◆ Task goal
Reply with the count of lines holding "date", nothing more.

◆ Records for this task
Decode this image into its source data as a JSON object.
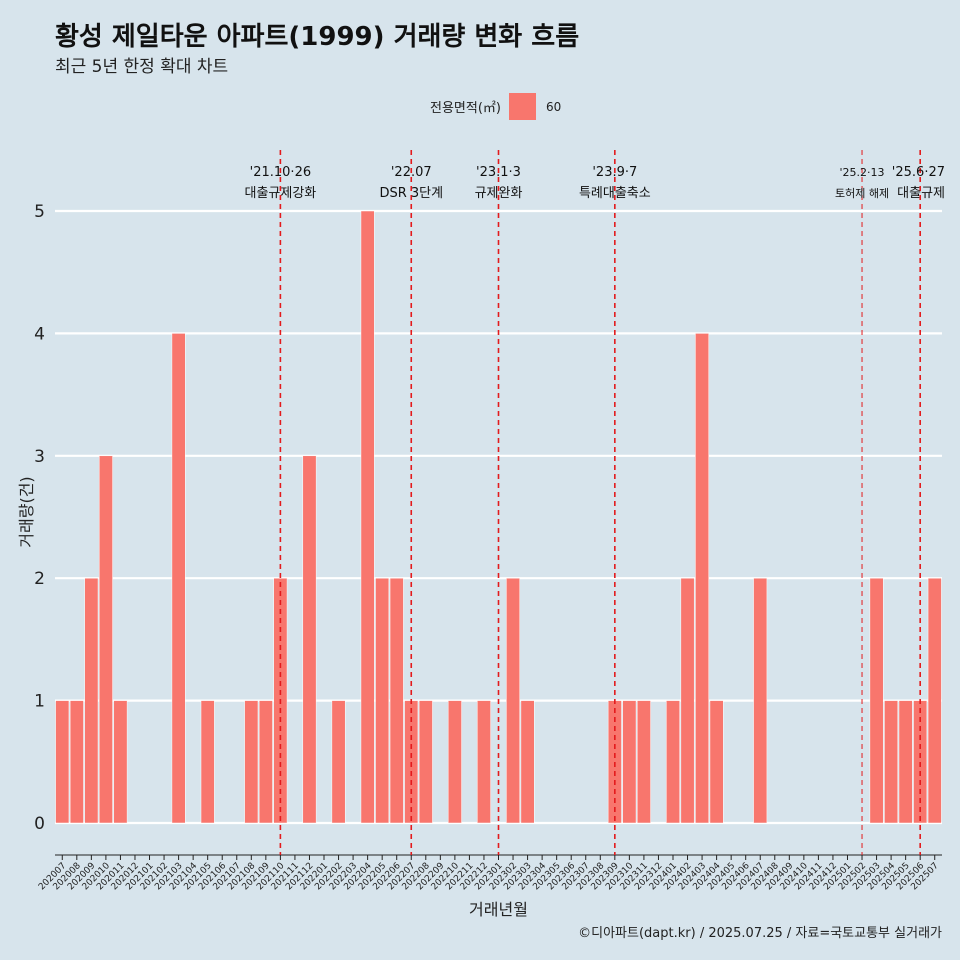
{
  "title": "황성 제일타운 아파트(1999) 거래량 변화 흐름",
  "subtitle": "최근 5년 한정 확대 차트",
  "legend": {
    "title": "전용면적(㎡)",
    "label": "60"
  },
  "caption": "©디아파트(dapt.kr) / 2025.07.25 / 자료=국토교통부 실거래가",
  "colors": {
    "background": "#d7e4ec",
    "bar": "#f8766d",
    "event_line": "#e31a1c",
    "grid": "#ffffff"
  },
  "chart_data": {
    "type": "bar",
    "xlabel": "거래년월",
    "ylabel": "거래량(건)",
    "ylim": [
      0,
      5
    ],
    "yticks": [
      0,
      1,
      2,
      3,
      4,
      5
    ],
    "grid": true,
    "legend_position": "top",
    "categories": [
      "202007",
      "202008",
      "202009",
      "202010",
      "202011",
      "202012",
      "202101",
      "202102",
      "202103",
      "202104",
      "202105",
      "202106",
      "202107",
      "202108",
      "202109",
      "202110",
      "202111",
      "202112",
      "202201",
      "202202",
      "202203",
      "202204",
      "202205",
      "202206",
      "202207",
      "202208",
      "202209",
      "202210",
      "202211",
      "202212",
      "202301",
      "202302",
      "202303",
      "202304",
      "202305",
      "202306",
      "202307",
      "202308",
      "202309",
      "202310",
      "202311",
      "202312",
      "202401",
      "202402",
      "202403",
      "202404",
      "202405",
      "202406",
      "202407",
      "202408",
      "202409",
      "202410",
      "202411",
      "202412",
      "202501",
      "202502",
      "202503",
      "202504",
      "202505",
      "202506",
      "202507"
    ],
    "series": [
      {
        "name": "60",
        "values": [
          1,
          1,
          2,
          3,
          1,
          0,
          0,
          0,
          4,
          0,
          1,
          0,
          0,
          1,
          1,
          2,
          0,
          3,
          0,
          1,
          0,
          5,
          2,
          2,
          1,
          1,
          0,
          1,
          0,
          1,
          0,
          2,
          1,
          0,
          0,
          0,
          0,
          0,
          1,
          1,
          1,
          0,
          1,
          2,
          4,
          1,
          0,
          0,
          2,
          0,
          0,
          0,
          0,
          0,
          0,
          0,
          2,
          1,
          1,
          1,
          2
        ]
      }
    ],
    "annotations": [
      {
        "date": "202110",
        "line1": "'21.10·26",
        "line2": "대출규제강화"
      },
      {
        "date": "202207",
        "line1": "'22.07",
        "line2": "DSR 3단계"
      },
      {
        "date": "202301",
        "line1": "'23.1·3",
        "line2": "규제완화"
      },
      {
        "date": "202309",
        "line1": "'23.9·7",
        "line2": "특례대출축소"
      },
      {
        "date": "202502",
        "line1": "'25.2·13",
        "line2": "토허제 해제"
      },
      {
        "date": "202506",
        "line1": "'25.6·27",
        "line2": "대출규제"
      }
    ]
  }
}
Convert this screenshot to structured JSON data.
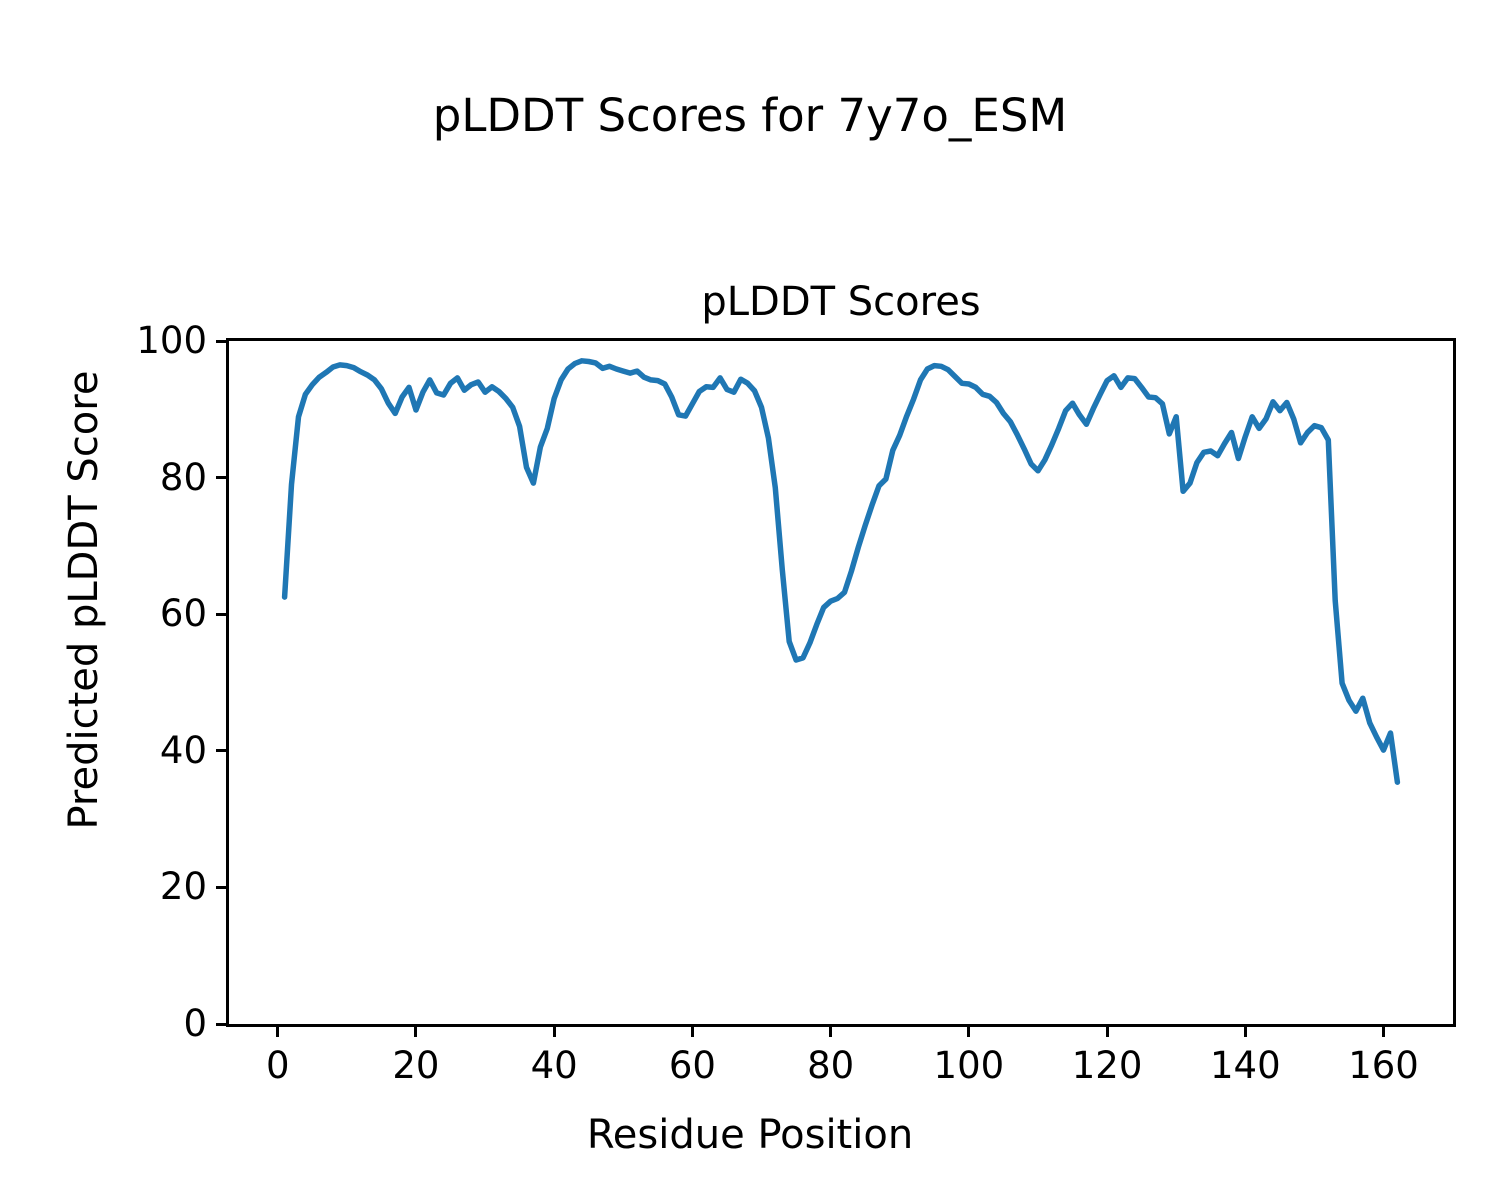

◆ Completed exercise
6